Metin Bloğu:
::::::

Ana içeriğe atla
NEDİR BU RUH EMİCİLER?
  “Kapıda, Lupin’ in elindeki titreşen alevlerle aydınlanmış olarak, boyu tavana kadar varan pelerinli bir şekil duruyordu. Yüzü kukuletasının altına tamamen gizlenmişti. Harry’nin gözleri aşağı doğru kaydı ve gördüğü şey midesinin kasılmasına yol açtı. Pelerinden dışarı bir el çıkıyordu. Bu, ıslak ıslak parıldayan, grimsi, yapış yapış görünen, lekeli bir eldi. Suda çürümüş ölü bir şey gibi…
Ne var ki, görünmesi bir saniye bile sürmedi. Pelerinin altındaki yaratık Harry’nin bakışını hissetmiş gibi, el hemen siyah kumaşın katları arasına çekildi.
Sonra da kukuletanın altındaki şey, her neyse, uzun uzun, ağır ağır, hırıltıyla nefes aldı. Sanki çevresinden havadan da fazla bir şey emmek istiyor gibiydi.
Üzerlerine yoğun bir soğuk çöktü. Harry göğsünde soluğunun sıkışıp kaldığını hissetti. Soğuk, derisinden de daha derinlere indi. Göğsünün içindeydi, kalbinin içinde…”

::::::

Sağlanan Kayıtlar:

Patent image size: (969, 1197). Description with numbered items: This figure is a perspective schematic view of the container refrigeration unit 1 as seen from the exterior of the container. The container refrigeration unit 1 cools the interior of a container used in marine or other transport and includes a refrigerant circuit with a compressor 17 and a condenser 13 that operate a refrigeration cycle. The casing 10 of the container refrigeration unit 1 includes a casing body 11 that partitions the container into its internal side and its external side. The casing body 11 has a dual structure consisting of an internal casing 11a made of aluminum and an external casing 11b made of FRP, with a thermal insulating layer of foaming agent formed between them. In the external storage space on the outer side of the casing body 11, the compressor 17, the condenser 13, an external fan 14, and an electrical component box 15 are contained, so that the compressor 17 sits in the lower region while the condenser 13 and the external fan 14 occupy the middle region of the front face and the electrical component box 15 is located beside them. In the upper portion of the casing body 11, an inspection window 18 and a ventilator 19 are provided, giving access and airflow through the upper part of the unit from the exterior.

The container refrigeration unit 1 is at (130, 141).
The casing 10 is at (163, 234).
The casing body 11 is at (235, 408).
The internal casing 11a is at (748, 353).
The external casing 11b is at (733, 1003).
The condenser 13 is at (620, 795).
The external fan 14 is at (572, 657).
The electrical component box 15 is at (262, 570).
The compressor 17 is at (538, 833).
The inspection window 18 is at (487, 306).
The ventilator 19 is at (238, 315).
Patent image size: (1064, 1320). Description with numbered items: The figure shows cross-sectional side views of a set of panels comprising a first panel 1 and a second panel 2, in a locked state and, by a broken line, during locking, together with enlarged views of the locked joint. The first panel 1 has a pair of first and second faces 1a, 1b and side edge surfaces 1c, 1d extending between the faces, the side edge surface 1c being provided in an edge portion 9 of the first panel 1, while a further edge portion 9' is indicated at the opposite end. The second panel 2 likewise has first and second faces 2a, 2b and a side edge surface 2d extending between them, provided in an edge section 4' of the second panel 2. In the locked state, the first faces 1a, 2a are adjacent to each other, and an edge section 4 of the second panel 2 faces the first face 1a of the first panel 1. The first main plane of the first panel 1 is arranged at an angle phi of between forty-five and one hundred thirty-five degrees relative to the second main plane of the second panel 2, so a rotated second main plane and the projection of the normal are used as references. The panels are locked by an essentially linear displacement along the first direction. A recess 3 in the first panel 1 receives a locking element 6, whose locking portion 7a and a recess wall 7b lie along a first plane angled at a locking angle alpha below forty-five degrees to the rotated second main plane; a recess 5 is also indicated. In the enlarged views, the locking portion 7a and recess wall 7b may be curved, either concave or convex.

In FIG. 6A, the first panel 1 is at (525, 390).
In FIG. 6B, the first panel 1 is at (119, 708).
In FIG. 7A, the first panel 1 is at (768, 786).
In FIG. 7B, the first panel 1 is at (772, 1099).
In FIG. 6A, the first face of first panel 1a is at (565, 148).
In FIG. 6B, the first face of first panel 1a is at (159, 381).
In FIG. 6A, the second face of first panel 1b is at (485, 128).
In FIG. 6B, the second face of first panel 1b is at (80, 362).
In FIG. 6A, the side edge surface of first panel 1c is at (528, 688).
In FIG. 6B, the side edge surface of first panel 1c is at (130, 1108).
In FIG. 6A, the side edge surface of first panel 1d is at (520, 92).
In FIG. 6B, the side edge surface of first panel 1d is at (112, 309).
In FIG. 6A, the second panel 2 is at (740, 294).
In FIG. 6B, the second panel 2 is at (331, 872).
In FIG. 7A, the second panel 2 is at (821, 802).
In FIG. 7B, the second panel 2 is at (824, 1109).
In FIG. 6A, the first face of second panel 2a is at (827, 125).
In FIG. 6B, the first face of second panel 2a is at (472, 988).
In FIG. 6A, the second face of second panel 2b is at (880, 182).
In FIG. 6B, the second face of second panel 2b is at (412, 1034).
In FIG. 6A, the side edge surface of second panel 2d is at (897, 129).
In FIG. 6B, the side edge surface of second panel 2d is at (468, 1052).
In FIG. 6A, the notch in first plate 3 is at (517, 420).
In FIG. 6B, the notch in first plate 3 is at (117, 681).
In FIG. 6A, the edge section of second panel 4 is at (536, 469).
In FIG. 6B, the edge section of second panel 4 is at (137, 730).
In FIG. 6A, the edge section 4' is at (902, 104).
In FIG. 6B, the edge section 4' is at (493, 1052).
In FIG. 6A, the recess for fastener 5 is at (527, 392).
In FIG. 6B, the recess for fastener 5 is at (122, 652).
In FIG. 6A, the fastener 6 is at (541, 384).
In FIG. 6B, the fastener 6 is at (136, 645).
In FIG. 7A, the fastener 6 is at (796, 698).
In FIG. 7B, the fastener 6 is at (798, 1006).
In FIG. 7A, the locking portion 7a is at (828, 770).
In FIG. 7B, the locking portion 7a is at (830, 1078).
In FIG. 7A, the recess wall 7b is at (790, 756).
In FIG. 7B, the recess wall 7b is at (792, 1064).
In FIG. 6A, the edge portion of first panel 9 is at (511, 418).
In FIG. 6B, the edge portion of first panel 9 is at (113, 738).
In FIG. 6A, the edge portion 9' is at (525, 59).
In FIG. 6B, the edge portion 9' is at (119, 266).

::::::

Yazılı Soru:
Ruh Emicileri anlatan metnin "Ana içeriğe atla" sözleriyle başlayıp "emmek istiyor gibiydi." sözleriyle biten bölümünü hiçbir şeyi değiştirmeden tekrar yazın.

Eksiksiz Cevap:
Ana içeriğe atla
NEDİR BU RUH EMİCİLER?
  “Kapıda, Lupin’ in elindeki titreşen alevlerle aydınlanmış olarak, boyu tavana kadar varan pelerinli bir şekil duruyordu. Yüzü kukuletasının altına tamamen gizlenmişti. Harry’nin gözleri aşağı doğru kaydı ve gördüğü şey midesinin kasılmasına yol açtı. Pelerinden dışarı bir el çıkıyordu. Bu, ıslak ıslak parıldayan, grimsi, yapış yapış görünen, lekeli bir eldi. Suda çürümüş ölü bir şey gibi…
Ne var ki, görünmesi bir saniye bile sürmedi. Pelerinin altındaki yaratık Harry’nin bakışını hissetmiş gibi, el hemen siyah kumaşın katları arasına çekildi.
Sonra da kukuletanın altındaki şey, her neyse, uzun uzun, ağır ağır, hırıltıyla nefes aldı. Sanki çevresinden havadan da fazla bir şey emmek istiyor gibiydi.